Work to complete
Would you output the whole listing below, exactly as it reads?

Supplied entries
· · ·
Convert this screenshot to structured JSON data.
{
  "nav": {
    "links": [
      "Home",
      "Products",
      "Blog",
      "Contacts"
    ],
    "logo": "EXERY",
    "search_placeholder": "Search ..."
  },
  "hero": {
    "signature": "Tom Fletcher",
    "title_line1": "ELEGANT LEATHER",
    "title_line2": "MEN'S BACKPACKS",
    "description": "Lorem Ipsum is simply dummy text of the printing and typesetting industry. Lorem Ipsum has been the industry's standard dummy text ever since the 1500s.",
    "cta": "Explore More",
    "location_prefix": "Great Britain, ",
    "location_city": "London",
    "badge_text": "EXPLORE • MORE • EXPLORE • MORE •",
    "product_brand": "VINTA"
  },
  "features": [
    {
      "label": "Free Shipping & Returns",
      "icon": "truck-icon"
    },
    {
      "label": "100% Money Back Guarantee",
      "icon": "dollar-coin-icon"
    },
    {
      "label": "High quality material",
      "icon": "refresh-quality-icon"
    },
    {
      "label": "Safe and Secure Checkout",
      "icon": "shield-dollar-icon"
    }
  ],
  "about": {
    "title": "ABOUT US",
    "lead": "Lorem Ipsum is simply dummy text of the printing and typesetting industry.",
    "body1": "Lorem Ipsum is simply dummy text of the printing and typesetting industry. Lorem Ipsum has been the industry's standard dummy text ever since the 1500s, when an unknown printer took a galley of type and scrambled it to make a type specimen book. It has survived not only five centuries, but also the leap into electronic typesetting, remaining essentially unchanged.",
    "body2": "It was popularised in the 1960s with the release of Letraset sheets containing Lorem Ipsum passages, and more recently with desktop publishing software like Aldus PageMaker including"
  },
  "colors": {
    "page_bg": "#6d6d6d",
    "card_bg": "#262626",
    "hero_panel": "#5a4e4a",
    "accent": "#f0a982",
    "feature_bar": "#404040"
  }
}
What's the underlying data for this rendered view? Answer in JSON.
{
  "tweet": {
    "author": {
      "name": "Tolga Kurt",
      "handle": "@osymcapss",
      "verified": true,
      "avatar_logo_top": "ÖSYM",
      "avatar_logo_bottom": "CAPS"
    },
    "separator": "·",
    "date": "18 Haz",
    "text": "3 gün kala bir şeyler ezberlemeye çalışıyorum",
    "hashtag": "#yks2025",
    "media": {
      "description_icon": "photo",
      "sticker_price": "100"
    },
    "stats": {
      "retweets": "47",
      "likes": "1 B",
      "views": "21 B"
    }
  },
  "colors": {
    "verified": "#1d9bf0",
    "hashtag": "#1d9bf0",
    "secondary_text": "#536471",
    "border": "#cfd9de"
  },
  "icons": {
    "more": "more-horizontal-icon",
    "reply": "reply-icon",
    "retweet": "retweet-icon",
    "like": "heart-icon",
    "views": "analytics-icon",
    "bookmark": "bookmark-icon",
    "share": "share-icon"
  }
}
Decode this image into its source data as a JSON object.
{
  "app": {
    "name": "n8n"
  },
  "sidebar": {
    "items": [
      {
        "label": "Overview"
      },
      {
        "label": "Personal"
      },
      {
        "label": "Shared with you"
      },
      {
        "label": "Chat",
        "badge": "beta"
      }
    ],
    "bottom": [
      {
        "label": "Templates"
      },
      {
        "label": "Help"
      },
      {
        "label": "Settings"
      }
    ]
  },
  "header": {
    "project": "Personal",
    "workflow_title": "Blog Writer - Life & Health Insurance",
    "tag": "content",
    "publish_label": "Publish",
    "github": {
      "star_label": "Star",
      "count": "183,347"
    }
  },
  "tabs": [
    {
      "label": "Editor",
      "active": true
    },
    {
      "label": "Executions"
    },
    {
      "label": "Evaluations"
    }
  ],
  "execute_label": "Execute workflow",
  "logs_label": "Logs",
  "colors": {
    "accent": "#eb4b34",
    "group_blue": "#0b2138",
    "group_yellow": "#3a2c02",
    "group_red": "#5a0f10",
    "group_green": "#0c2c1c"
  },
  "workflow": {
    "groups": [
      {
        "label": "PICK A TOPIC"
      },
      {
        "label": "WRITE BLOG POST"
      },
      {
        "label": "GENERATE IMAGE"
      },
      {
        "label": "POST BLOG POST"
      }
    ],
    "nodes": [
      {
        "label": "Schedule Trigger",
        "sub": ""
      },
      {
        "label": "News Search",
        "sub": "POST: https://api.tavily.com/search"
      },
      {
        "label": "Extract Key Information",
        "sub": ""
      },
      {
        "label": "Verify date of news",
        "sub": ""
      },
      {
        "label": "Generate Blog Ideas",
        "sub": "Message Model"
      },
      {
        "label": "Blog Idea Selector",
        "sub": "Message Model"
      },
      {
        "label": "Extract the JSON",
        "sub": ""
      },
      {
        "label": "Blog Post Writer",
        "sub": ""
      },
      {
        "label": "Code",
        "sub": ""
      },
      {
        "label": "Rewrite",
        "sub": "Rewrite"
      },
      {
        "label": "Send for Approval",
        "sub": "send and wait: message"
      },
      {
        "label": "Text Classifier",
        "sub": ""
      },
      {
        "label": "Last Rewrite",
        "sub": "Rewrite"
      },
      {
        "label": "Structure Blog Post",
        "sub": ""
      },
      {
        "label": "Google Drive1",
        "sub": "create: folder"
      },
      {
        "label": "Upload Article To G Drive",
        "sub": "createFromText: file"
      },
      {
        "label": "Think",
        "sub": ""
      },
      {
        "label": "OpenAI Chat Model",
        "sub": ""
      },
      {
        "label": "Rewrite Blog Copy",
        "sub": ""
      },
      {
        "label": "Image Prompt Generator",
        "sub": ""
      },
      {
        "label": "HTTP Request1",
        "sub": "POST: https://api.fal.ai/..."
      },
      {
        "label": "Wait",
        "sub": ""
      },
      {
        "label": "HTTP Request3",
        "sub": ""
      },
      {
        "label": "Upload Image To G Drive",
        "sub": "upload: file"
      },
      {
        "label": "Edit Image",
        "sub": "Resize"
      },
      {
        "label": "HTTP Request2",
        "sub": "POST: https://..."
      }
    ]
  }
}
· · ·
Reply to the task
Convert this screenshot to structured JSON data.
{
  "nav": {
    "links": [
      "Home",
      "Products",
      "Blog",
      "Contacts"
    ],
    "logo": "EXERY",
    "search_placeholder": "Search ..."
  },
  "hero": {
    "signature": "Tom Fletcher",
    "title_line1": "ELEGANT LEATHER",
    "title_line2": "MEN'S BACKPACKS",
    "description": "Lorem Ipsum is simply dummy text of the printing and typesetting industry. Lorem Ipsum has been the industry's standard dummy text ever since the 1500s.",
    "cta": "Explore More",
    "location_prefix": "Great Britain, ",
    "location_city": "London",
    "badge_text": "EXPLORE • MORE • EXPLORE • MORE •",
    "product_brand": "VINTA"
  },
  "features": [
    {
      "label": "Free Shipping & Returns",
      "icon": "truck-icon"
    },
    {
      "label": "100% Money Back Guarantee",
      "icon": "dollar-coin-icon"
    },
    {
      "label": "High quality material",
      "icon": "refresh-quality-icon"
    },
    {
      "label": "Safe and Secure Checkout",
      "icon": "shield-dollar-icon"
    }
  ],
  "about": {
    "title": "ABOUT US",
    "lead": "Lorem Ipsum is simply dummy text of the printing and typesetting industry.",
    "body1": "Lorem Ipsum is simply dummy text of the printing and typesetting industry. Lorem Ipsum has been the industry's standard dummy text ever since the 1500s, when an unknown printer took a galley of type and scrambled it to make a type specimen book. It has survived not only five centuries, but also the leap into electronic typesetting, remaining essentially unchanged.",
    "body2": "It was popularised in the 1960s with the release of Letraset sheets containing Lorem Ipsum passages, and more recently with desktop publishing software like Aldus PageMaker including"
  },
  "colors": {
    "page_bg": "#6d6d6d",
    "card_bg": "#262626",
    "hero_panel": "#5a4e4a",
    "accent": "#f0a982",
    "feature_bar": "#404040"
  }
}
What's the underlying data for this rendered view? Answer in JSON.
{
  "tweet": {
    "author": {
      "name": "Tolga Kurt",
      "handle": "@osymcapss",
      "verified": true,
      "avatar_logo_top": "ÖSYM",
      "avatar_logo_bottom": "CAPS"
    },
    "separator": "·",
    "date": "18 Haz",
    "text": "3 gün kala bir şeyler ezberlemeye çalışıyorum",
    "hashtag": "#yks2025",
    "media": {
      "description_icon": "photo",
      "sticker_price": "100"
    },
    "stats": {
      "retweets": "47",
      "likes": "1 B",
      "views": "21 B"
    }
  },
  "colors": {
    "verified": "#1d9bf0",
    "hashtag": "#1d9bf0",
    "secondary_text": "#536471",
    "border": "#cfd9de"
  },
  "icons": {
    "more": "more-horizontal-icon",
    "reply": "reply-icon",
    "retweet": "retweet-icon",
    "like": "heart-icon",
    "views": "analytics-icon",
    "bookmark": "bookmark-icon",
    "share": "share-icon"
  }
}
Decode this image into its source data as a JSON object.
{
  "app": {
    "name": "n8n"
  },
  "sidebar": {
    "items": [
      {
        "label": "Overview"
      },
      {
        "label": "Personal"
      },
      {
        "label": "Shared with you"
      },
      {
        "label": "Chat",
        "badge": "beta"
      }
    ],
    "bottom": [
      {
        "label": "Templates"
      },
      {
        "label": "Help"
      },
      {
        "label": "Settings"
      }
    ]
  },
  "header": {
    "project": "Personal",
    "workflow_title": "Blog Writer - Life & Health Insurance",
    "tag": "content",
    "publish_label": "Publish",
    "github": {
      "star_label": "Star",
      "count": "183,347"
    }
  },
  "tabs": [
    {
      "label": "Editor",
      "active": true
    },
    {
      "label": "Executions"
    },
    {
      "label": "Evaluations"
    }
  ],
  "execute_label": "Execute workflow",
  "logs_label": "Logs",
  "colors": {
    "accent": "#eb4b34",
    "group_blue": "#0b2138",
    "group_yellow": "#3a2c02",
    "group_red": "#5a0f10",
    "group_green": "#0c2c1c"
  },
  "workflow": {
    "groups": [
      {
        "label": "PICK A TOPIC"
      },
      {
        "label": "WRITE BLOG POST"
      },
      {
        "label": "GENERATE IMAGE"
      },
      {
        "label": "POST BLOG POST"
      }
    ],
    "nodes": [
      {
        "label": "Schedule Trigger",
        "sub": ""
      },
      {
        "label": "News Search",
        "sub": "POST: https://api.tavily.com/search"
      },
      {
        "label": "Extract Key Information",
        "sub": ""
      },
      {
        "label": "Verify date of news",
        "sub": ""
      },
      {
        "label": "Generate Blog Ideas",
        "sub": "Message Model"
      },
      {
        "label": "Blog Idea Selector",
        "sub": "Message Model"
      },
      {
        "label": "Extract the JSON",
        "sub": ""
      },
      {
        "label": "Blog Post Writer",
        "sub": ""
      },
      {
        "label": "Code",
        "sub": ""
      },
      {
        "label": "Rewrite",
        "sub": "Rewrite"
      },
      {
        "label": "Send for Approval",
        "sub": "send and wait: message"
      },
      {
        "label": "Text Classifier",
        "sub": ""
      },
      {
        "label": "Last Rewrite",
        "sub": "Rewrite"
      },
      {
        "label": "Structure Blog Post",
        "sub": ""
      },
      {
        "label": "Google Drive1",
        "sub": "create: folder"
      },
      {
        "label": "Upload Article To G Drive",
        "sub": "createFromText: file"
      },
      {
        "label": "Think",
        "sub": ""
      },
      {
        "label": "OpenAI Chat Model",
        "sub": ""
      },
      {
        "label": "Rewrite Blog Copy",
        "sub": ""
      },
      {
        "label": "Image Prompt Generator",
        "sub": ""
      },
      {
        "label": "HTTP Request1",
        "sub": "POST: https://api.fal.ai/..."
      },
      {
        "label": "Wait",
        "sub": ""
      },
      {
        "label": "HTTP Request3",
        "sub": ""
      },
      {
        "label": "Upload Image To G Drive",
        "sub": "upload: file"
      },
      {
        "label": "Edit Image",
        "sub": "Resize"
      },
      {
        "label": "HTTP Request2",
        "sub": "POST: https://..."
      }
    ]
  }
}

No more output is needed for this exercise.